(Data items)
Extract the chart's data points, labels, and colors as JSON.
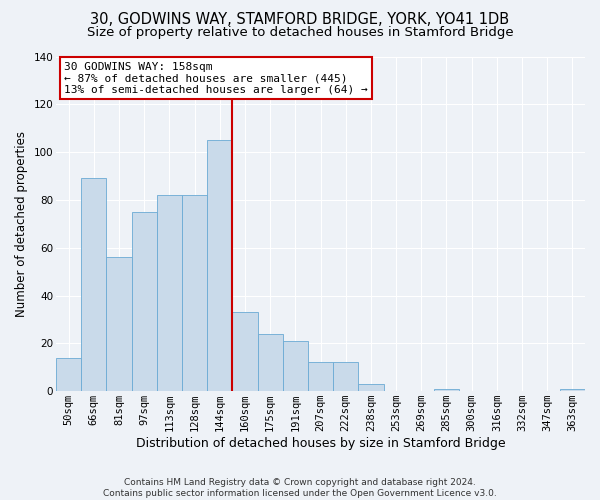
{
  "title1": "30, GODWINS WAY, STAMFORD BRIDGE, YORK, YO41 1DB",
  "title2": "Size of property relative to detached houses in Stamford Bridge",
  "xlabel": "Distribution of detached houses by size in Stamford Bridge",
  "ylabel": "Number of detached properties",
  "footer1": "Contains HM Land Registry data © Crown copyright and database right 2024.",
  "footer2": "Contains public sector information licensed under the Open Government Licence v3.0.",
  "bin_labels": [
    "50sqm",
    "66sqm",
    "81sqm",
    "97sqm",
    "113sqm",
    "128sqm",
    "144sqm",
    "160sqm",
    "175sqm",
    "191sqm",
    "207sqm",
    "222sqm",
    "238sqm",
    "253sqm",
    "269sqm",
    "285sqm",
    "300sqm",
    "316sqm",
    "332sqm",
    "347sqm",
    "363sqm"
  ],
  "bar_heights": [
    14,
    89,
    56,
    75,
    82,
    82,
    105,
    33,
    24,
    21,
    12,
    12,
    3,
    0,
    0,
    1,
    0,
    0,
    0,
    0,
    1
  ],
  "bar_color": "#c9daea",
  "bar_edge_color": "#6aaad4",
  "vline_color": "#cc0000",
  "annotation_text": "30 GODWINS WAY: 158sqm\n← 87% of detached houses are smaller (445)\n13% of semi-detached houses are larger (64) →",
  "annotation_box_color": "#cc0000",
  "background_color": "#eef2f7",
  "ylim": [
    0,
    140
  ],
  "yticks": [
    0,
    20,
    40,
    60,
    80,
    100,
    120,
    140
  ],
  "grid_color": "#ffffff",
  "title1_fontsize": 10.5,
  "title2_fontsize": 9.5,
  "xlabel_fontsize": 9,
  "ylabel_fontsize": 8.5,
  "tick_fontsize": 7.5,
  "footer_fontsize": 6.5
}
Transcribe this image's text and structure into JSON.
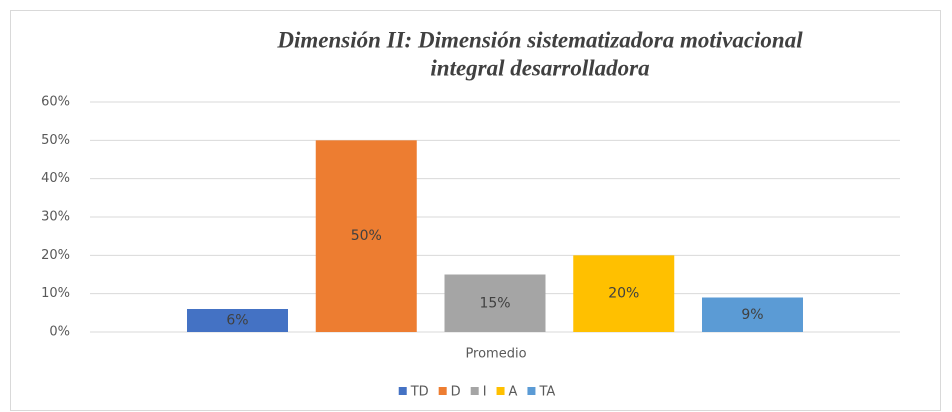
{
  "chart_data": {
    "type": "bar",
    "title": [
      "Dimensión II: Dimensión sistematizadora motivacional",
      "integral desarrolladora"
    ],
    "categories": [
      "Promedio"
    ],
    "series": [
      {
        "name": "TD",
        "color": "#4472c4",
        "values": [
          6
        ],
        "value_labels": [
          "6%"
        ]
      },
      {
        "name": "D",
        "color": "#ed7d31",
        "values": [
          50
        ],
        "value_labels": [
          "50%"
        ]
      },
      {
        "name": "I",
        "color": "#a5a5a5",
        "values": [
          15
        ],
        "value_labels": [
          "15%"
        ]
      },
      {
        "name": "A",
        "color": "#ffc000",
        "values": [
          20
        ],
        "value_labels": [
          "20%"
        ]
      },
      {
        "name": "TA",
        "color": "#5b9bd5",
        "values": [
          9
        ],
        "value_labels": [
          "9%"
        ]
      }
    ],
    "ylim": [
      0,
      60
    ],
    "yticks": [
      {
        "value": 0,
        "label": "0%"
      },
      {
        "value": 10,
        "label": "10%"
      },
      {
        "value": 20,
        "label": "20%"
      },
      {
        "value": 30,
        "label": "30%"
      },
      {
        "value": 40,
        "label": "40%"
      },
      {
        "value": 50,
        "label": "50%"
      },
      {
        "value": 60,
        "label": "60%"
      }
    ],
    "grid": true,
    "legend": "bottom"
  }
}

[WHAT IS NEEDED] How many lines of the data hold the string "Contains"? Reply with the number alone.

[SOLUTION] 2